Although the theoretical result indicates optimal designs within a subclass of pseudo-symmetric designs are automatically global optimal, the OWEA algorithm does not guarantee symmetry in its output. However, based on our experience, OWEA exact designs are close to symmetric optimal designs and always have relatively high efficiency or satisfactory lower bound. In addition, we also observed the limitation of the framework when n is a small integer, where the efficiency is not very high. In our opinion, one of the reasons is that approximate optimal design usually consists of many distinct sequences with small weights, and rounding them into a small n exact design would result in losing many sequences that significantly contributes to the information matrix. Furthermore, the OWEA algorithm offers flexibility in the choice of parameter vectors. Note that all the designs in this paper focus on direct treatment effects. In other cases, for example, [25] derived corresponding results for estimating λ in the proportional model, whereas using OWEA algorithm, one only needs to change the function g.
Speed is also an important aspect of numerical algorithms. In the numerical examples, the OWEA algorithm only takes a reasonable amount of time to complete the tasks. However, there is still space for improvement. The current search spaces that we implemented in the numerical examples comprise almost all possible sequences or blocks. According to theory of Kushner’s approximate design theory, for example, [11, 13, 25], one can narrow the search space down to a much smaller one depending on combinations of $(t,p,n)$ or $(t,k,n)$. However, there is a trade-off between convenience and computing time. Another possible improvement lies in the Newton’s method. In some of the cases, we do encounter overshooting problems, but the resultant design after reaching maximum iterations is still highly efficient. If this issue could be resolved, the computing time would be faster than the reported time.
Finally, although we compared examples and algorithms in [9, 13, 25], one has to point out those papers are aiming at developing powerful theoretical tools while this paper is prone to be more practical oriented. Often, practitioners even statisticians cannot easily understand and use good theoretical results in design studies. This inability to use results greatly hinders the application of excellent theoretical work. The developed R package R Shiny app not only offers a user-friendly interface but also generates optimal and efficient designs that are not available in existing publications. Deriving such designs theoretically is often challenging or impossible, but our user-friendly package simplifies the process. This development is essential for making theoretical results more accessible to practitioners, and it will undoubtedly contribute to the continued advancement of this important field.

----

Assignment
In one to three sentences, explain why the text on the OWEA algorithm says efficiency is not very high when n is a small integer.

Dataset records
----

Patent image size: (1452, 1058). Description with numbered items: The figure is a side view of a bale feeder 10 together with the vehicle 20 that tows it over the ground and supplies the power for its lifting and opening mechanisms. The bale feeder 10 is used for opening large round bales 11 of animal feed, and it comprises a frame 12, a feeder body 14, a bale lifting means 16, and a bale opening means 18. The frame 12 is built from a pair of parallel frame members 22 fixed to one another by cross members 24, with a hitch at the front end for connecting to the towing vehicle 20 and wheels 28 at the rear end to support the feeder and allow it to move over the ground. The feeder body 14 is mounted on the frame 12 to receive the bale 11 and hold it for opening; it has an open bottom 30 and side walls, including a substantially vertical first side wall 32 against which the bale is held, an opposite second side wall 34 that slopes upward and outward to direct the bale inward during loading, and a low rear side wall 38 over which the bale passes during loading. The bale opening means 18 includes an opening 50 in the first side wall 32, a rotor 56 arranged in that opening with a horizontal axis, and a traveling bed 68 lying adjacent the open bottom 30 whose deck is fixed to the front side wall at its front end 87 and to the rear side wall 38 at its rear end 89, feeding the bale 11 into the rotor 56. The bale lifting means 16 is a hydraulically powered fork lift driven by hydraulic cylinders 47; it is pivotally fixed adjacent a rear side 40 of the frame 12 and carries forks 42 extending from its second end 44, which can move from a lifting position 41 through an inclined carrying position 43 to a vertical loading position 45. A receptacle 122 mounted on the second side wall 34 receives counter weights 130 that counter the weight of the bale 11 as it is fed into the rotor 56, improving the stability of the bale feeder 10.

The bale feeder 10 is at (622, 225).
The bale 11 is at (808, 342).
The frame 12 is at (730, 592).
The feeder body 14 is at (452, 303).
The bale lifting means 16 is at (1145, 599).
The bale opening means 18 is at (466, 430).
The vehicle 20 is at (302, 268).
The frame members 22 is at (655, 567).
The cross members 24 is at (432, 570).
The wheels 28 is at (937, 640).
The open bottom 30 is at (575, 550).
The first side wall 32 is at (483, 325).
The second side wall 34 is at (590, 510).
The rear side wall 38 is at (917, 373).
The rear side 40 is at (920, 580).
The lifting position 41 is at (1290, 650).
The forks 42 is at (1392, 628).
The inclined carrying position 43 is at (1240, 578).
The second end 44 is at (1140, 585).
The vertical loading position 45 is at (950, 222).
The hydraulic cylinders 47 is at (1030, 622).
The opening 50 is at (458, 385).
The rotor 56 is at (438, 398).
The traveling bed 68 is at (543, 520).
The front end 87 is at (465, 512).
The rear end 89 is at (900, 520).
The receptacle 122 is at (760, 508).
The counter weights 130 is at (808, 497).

----

Answer to this exercise
The authors give one reason. An approximate optimal design usually has many distinct sequences with small weights, so rounding it into an exact design with a small n drops many sequences that contribute significantly to the information matrix.